◆ **Work to be completed**:
Pull out exactly the lines from the line containing "Decode this image" to the line containing "Read all visible content and emit it as JSON.", both lines included, with pictures removed from the copy.
— start —
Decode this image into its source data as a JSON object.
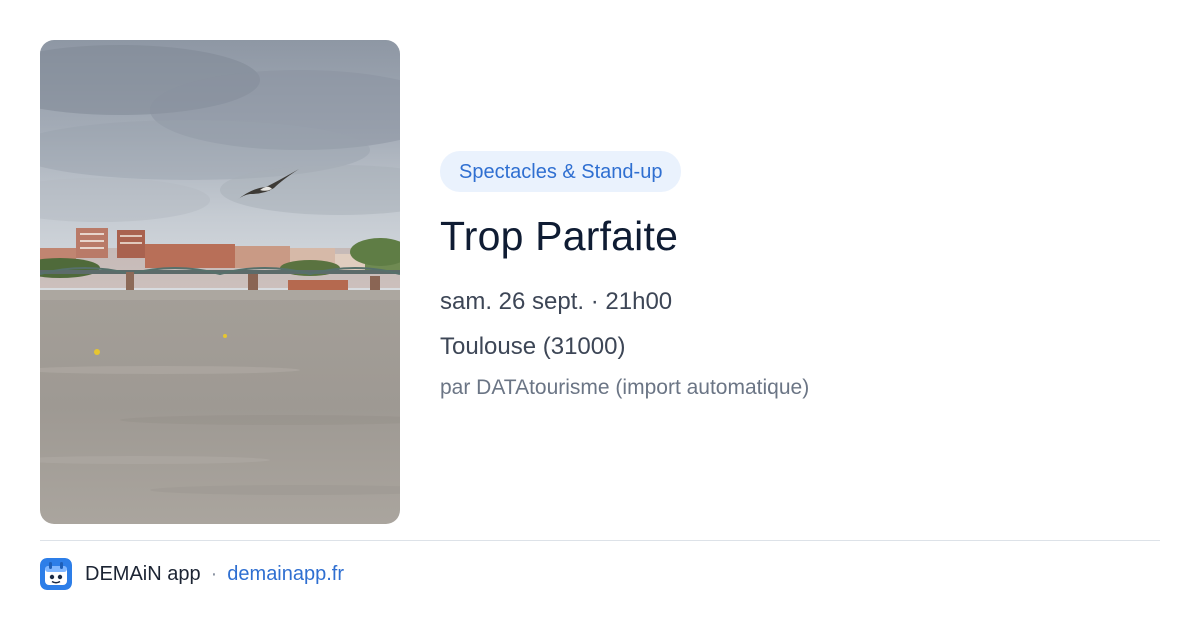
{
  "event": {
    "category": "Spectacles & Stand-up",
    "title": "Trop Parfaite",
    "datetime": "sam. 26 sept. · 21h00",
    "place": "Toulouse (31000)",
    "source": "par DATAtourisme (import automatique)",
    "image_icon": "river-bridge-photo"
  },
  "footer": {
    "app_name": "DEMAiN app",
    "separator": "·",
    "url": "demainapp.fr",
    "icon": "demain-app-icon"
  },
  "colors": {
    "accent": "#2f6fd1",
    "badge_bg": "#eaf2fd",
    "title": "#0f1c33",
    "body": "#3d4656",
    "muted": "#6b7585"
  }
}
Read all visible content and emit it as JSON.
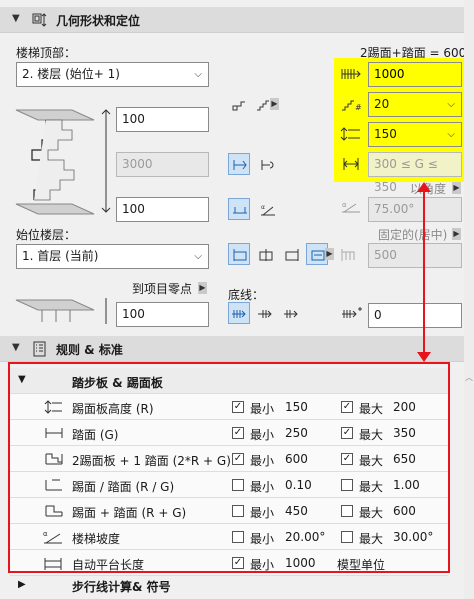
— end —
— start —
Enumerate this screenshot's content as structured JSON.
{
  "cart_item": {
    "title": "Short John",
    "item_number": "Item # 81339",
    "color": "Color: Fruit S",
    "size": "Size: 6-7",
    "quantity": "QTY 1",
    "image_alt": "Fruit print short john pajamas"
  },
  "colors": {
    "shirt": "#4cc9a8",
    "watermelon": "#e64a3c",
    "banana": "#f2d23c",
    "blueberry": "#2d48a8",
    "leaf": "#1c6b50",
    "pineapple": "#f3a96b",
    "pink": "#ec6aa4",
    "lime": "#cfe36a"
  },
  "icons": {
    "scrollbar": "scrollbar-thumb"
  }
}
— end —
◆ **Solved exercise**:
Decode this image into its source data as a JSON object.
{
  "event": {
    "category": "Spectacles & Stand-up",
    "title": "Trop Parfaite",
    "datetime": "sam. 26 sept. · 21h00",
    "place": "Toulouse (31000)",
    "source": "par DATAtourisme (import automatique)",
    "image_icon": "river-bridge-photo"
  },
  "footer": {
    "app_name": "DEMAiN app",
    "separator": "·",
    "url": "demainapp.fr",
    "icon": "demain-app-icon"
  },
  "colors": {
    "accent": "#2f6fd1",
    "badge_bg": "#eaf2fd",
    "title": "#0f1c33",
    "body": "#3d4656",
    "muted": "#6b7585"
  }
}
Read all visible content and emit it as JSON.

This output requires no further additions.